DIRECTIONS >> Lines that contain the string "color" are to be copied; leave out all others.

PROVIDED RECORDS >>
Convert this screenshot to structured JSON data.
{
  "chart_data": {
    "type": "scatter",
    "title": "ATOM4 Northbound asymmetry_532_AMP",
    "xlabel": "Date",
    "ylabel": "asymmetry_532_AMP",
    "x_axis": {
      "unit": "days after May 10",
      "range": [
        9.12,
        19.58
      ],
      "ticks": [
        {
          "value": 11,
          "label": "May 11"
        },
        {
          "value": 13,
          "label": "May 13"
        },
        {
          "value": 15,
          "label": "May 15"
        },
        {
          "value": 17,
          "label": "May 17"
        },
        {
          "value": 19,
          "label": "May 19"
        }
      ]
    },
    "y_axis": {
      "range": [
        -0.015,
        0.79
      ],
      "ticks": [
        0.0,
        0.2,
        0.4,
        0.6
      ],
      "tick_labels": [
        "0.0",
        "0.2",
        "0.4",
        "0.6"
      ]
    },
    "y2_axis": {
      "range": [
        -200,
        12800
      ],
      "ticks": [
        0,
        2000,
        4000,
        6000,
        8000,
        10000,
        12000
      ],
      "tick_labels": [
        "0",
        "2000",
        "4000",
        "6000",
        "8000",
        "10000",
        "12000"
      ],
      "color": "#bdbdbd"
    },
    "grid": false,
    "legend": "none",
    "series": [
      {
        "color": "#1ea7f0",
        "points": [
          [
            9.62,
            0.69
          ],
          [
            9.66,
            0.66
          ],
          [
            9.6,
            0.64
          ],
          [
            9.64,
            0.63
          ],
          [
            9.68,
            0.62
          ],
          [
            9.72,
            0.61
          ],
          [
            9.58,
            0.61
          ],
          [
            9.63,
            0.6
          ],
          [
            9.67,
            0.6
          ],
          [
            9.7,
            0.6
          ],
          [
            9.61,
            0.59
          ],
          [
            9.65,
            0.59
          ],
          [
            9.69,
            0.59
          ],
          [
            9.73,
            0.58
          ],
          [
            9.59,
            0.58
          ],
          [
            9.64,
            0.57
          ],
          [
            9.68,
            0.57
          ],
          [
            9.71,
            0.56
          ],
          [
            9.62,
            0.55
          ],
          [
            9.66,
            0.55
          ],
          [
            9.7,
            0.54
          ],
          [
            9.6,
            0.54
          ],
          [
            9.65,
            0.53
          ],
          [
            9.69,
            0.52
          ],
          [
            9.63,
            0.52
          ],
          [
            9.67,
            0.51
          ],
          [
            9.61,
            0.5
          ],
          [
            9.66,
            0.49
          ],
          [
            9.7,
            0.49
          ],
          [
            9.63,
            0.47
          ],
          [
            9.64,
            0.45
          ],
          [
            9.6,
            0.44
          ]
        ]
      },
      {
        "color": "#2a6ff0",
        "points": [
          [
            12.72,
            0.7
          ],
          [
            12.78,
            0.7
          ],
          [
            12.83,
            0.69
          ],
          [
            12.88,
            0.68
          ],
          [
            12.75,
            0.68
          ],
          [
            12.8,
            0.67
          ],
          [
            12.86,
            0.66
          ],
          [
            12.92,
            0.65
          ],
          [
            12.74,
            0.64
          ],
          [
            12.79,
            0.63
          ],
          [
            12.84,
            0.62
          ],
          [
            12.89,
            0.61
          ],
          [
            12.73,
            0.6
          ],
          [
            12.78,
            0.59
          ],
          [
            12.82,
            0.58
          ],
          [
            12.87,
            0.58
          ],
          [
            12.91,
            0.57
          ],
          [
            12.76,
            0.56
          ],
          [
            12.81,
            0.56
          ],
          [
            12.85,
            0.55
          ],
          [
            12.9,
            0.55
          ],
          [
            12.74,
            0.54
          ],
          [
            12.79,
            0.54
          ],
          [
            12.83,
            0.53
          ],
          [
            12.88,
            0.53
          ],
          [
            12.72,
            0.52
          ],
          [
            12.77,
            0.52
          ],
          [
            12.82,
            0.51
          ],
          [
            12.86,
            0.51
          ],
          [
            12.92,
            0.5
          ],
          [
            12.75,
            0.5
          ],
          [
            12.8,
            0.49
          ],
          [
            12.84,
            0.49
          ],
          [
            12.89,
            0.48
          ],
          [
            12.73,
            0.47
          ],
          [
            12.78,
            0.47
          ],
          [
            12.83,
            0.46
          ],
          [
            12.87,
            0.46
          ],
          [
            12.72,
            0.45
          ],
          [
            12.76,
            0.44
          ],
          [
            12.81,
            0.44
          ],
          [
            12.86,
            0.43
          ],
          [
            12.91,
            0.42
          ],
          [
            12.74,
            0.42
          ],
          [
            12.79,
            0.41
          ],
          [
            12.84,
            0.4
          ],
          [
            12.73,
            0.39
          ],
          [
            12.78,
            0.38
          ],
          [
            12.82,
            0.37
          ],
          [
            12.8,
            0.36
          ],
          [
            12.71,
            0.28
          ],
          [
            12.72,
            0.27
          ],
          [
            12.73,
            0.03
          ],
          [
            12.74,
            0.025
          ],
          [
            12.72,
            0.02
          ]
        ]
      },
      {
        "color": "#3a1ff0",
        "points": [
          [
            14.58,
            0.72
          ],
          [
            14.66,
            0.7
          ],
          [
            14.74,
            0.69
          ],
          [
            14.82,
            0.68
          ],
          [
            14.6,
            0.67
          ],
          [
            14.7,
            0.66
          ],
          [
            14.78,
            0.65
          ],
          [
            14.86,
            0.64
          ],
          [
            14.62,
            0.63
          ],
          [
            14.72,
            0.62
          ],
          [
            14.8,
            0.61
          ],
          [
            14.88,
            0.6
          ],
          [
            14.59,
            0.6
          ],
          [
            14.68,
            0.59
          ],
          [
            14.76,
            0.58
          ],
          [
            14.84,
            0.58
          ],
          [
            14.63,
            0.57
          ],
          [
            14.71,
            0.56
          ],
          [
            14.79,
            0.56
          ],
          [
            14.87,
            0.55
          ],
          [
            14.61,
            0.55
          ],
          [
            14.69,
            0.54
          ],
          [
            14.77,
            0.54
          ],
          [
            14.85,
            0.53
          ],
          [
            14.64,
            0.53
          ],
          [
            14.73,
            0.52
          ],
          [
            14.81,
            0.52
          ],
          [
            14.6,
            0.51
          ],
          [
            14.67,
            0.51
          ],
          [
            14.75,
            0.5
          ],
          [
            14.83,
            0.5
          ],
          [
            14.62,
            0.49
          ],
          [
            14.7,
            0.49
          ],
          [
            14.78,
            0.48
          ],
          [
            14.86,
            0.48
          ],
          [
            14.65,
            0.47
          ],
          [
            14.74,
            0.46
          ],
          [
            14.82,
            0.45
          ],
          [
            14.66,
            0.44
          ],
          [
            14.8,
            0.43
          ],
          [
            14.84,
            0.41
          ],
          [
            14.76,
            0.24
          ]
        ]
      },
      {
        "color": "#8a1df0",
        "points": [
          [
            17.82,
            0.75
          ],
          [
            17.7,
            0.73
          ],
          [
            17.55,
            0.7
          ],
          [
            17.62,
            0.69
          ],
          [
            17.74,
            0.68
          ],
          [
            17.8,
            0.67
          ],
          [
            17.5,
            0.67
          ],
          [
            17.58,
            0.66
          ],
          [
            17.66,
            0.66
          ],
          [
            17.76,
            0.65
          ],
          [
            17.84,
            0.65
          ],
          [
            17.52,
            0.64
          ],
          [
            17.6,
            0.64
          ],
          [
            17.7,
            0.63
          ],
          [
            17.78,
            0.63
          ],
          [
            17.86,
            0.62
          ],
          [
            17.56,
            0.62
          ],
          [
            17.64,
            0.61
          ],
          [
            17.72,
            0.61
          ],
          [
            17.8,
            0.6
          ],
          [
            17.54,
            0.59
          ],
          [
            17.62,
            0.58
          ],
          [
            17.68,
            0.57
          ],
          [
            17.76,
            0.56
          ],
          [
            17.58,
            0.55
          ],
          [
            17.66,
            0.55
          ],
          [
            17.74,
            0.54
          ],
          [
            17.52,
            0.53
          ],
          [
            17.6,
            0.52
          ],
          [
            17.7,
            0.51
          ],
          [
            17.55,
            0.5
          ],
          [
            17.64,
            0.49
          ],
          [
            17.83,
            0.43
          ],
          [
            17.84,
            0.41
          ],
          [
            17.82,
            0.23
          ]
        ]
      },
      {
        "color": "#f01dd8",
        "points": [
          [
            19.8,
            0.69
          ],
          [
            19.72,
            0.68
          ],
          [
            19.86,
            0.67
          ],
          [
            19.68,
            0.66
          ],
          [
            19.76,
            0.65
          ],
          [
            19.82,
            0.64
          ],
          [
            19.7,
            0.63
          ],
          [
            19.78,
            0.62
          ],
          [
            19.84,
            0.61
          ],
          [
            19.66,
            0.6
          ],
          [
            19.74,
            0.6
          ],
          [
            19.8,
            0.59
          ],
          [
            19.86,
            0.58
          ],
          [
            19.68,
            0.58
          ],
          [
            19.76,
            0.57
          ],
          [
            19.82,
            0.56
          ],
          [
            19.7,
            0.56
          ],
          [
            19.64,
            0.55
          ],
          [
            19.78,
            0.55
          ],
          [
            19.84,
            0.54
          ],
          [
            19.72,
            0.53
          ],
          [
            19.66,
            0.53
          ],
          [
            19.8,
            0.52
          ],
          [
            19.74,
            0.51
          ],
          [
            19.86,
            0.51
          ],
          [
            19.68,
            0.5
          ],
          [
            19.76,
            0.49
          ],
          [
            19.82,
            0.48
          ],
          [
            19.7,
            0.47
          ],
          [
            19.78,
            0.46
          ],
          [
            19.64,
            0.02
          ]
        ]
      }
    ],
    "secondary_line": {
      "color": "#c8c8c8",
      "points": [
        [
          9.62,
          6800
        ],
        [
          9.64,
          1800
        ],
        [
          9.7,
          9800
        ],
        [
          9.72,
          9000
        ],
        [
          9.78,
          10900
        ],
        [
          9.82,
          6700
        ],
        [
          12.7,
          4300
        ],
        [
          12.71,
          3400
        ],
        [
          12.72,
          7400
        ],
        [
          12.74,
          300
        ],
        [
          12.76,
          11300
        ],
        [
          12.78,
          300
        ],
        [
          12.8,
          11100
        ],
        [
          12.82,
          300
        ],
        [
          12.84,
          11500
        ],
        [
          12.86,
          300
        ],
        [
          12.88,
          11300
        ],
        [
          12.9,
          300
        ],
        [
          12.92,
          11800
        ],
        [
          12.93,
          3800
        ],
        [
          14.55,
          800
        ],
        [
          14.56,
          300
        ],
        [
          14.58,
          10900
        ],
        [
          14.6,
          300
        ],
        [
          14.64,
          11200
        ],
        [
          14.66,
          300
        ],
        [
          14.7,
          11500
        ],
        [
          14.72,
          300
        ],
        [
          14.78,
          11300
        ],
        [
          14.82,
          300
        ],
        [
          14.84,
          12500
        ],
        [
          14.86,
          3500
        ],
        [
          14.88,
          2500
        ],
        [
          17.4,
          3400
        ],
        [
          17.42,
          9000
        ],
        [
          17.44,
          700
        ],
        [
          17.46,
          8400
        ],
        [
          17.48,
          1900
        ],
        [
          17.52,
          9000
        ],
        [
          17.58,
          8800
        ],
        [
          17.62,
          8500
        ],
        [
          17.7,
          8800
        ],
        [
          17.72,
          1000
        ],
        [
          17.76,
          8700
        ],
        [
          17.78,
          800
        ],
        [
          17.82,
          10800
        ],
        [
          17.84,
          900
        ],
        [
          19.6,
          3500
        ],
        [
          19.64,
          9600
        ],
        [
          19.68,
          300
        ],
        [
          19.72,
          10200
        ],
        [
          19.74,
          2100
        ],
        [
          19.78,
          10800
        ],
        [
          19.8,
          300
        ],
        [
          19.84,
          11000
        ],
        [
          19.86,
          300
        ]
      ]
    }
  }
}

REPLY >>
      "color": "#bdbdbd"
        "color": "#1ea7f0",
        "color": "#2a6ff0",
        "color": "#3a1ff0",
        "color": "#8a1df0",
        "color": "#f01dd8",
      "color": "#c8c8c8",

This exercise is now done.